* Goal of the exercise
Output all the material that follows, exactly as given.

Stored entries:

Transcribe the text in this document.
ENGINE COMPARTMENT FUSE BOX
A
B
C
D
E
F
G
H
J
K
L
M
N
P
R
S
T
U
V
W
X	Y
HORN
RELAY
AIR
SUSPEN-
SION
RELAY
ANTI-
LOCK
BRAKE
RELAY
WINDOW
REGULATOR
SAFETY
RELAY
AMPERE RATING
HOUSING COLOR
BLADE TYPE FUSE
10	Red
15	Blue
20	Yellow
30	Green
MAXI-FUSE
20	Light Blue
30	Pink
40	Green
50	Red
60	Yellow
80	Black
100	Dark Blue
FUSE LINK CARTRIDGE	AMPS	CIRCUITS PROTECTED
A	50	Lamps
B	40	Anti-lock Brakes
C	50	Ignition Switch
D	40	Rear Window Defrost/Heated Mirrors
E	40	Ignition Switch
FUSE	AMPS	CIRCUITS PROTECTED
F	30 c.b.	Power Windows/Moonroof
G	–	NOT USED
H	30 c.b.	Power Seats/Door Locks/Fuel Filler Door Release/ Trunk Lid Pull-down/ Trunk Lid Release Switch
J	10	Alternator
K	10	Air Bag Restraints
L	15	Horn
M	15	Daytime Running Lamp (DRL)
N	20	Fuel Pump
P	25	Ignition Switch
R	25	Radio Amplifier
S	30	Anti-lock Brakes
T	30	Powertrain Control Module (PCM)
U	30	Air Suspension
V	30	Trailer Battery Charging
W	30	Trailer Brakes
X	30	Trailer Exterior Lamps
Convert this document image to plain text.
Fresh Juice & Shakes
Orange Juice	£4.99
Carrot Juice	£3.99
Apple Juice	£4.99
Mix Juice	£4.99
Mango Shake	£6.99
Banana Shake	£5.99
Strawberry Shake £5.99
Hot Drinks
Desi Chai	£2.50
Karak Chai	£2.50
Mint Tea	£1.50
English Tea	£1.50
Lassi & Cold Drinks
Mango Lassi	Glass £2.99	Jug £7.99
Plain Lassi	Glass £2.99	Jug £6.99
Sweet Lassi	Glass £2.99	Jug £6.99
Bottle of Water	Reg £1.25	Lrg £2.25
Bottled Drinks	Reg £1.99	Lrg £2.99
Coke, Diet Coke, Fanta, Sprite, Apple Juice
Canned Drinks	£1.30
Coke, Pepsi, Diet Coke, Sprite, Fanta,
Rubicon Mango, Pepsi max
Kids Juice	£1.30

* Solution to this exercise
Transcribe the text in this document.
ENGINE COMPARTMENT FUSE BOX
A
B
C
D
E
F
G
H
J
K
L
M
N
P
R
S
T
U
V
W
X	Y
HORN
RELAY
AIR
SUSPEN-
SION
RELAY
ANTI-
LOCK
BRAKE
RELAY
WINDOW
REGULATOR
SAFETY
RELAY
AMPERE RATING
HOUSING COLOR
BLADE TYPE FUSE
10	Red
15	Blue
20	Yellow
30	Green
MAXI-FUSE
20	Light Blue
30	Pink
40	Green
50	Red
60	Yellow
80	Black
100	Dark Blue
FUSE LINK CARTRIDGE	AMPS	CIRCUITS PROTECTED
A	50	Lamps
B	40	Anti-lock Brakes
C	50	Ignition Switch
D	40	Rear Window Defrost/Heated Mirrors
E	40	Ignition Switch
FUSE	AMPS	CIRCUITS PROTECTED
F	30 c.b.	Power Windows/Moonroof
G	–	NOT USED
H	30 c.b.	Power Seats/Door Locks/Fuel Filler Door Release/ Trunk Lid Pull-down/ Trunk Lid Release Switch
J	10	Alternator
K	10	Air Bag Restraints
L	15	Horn
M	15	Daytime Running Lamp (DRL)
N	20	Fuel Pump
P	25	Ignition Switch
R	25	Radio Amplifier
S	30	Anti-lock Brakes
T	30	Powertrain Control Module (PCM)
U	30	Air Suspension
V	30	Trailer Battery Charging
W	30	Trailer Brakes
X	30	Trailer Exterior Lamps
Convert this document image to plain text.
Fresh Juice & Shakes
Orange Juice	£4.99
Carrot Juice	£3.99
Apple Juice	£4.99
Mix Juice	£4.99
Mango Shake	£6.99
Banana Shake	£5.99
Strawberry Shake £5.99
Hot Drinks
Desi Chai	£2.50
Karak Chai	£2.50
Mint Tea	£1.50
English Tea	£1.50
Lassi & Cold Drinks
Mango Lassi	Glass £2.99	Jug £7.99
Plain Lassi	Glass £2.99	Jug £6.99
Sweet Lassi	Glass £2.99	Jug £6.99
Bottle of Water	Reg £1.25	Lrg £2.25
Bottled Drinks	Reg £1.99	Lrg £2.99
Coke, Diet Coke, Fanta, Sprite, Apple Juice
Canned Drinks	£1.30
Coke, Pepsi, Diet Coke, Sprite, Fanta,
Rubicon Mango, Pepsi max
Kids Juice	£1.30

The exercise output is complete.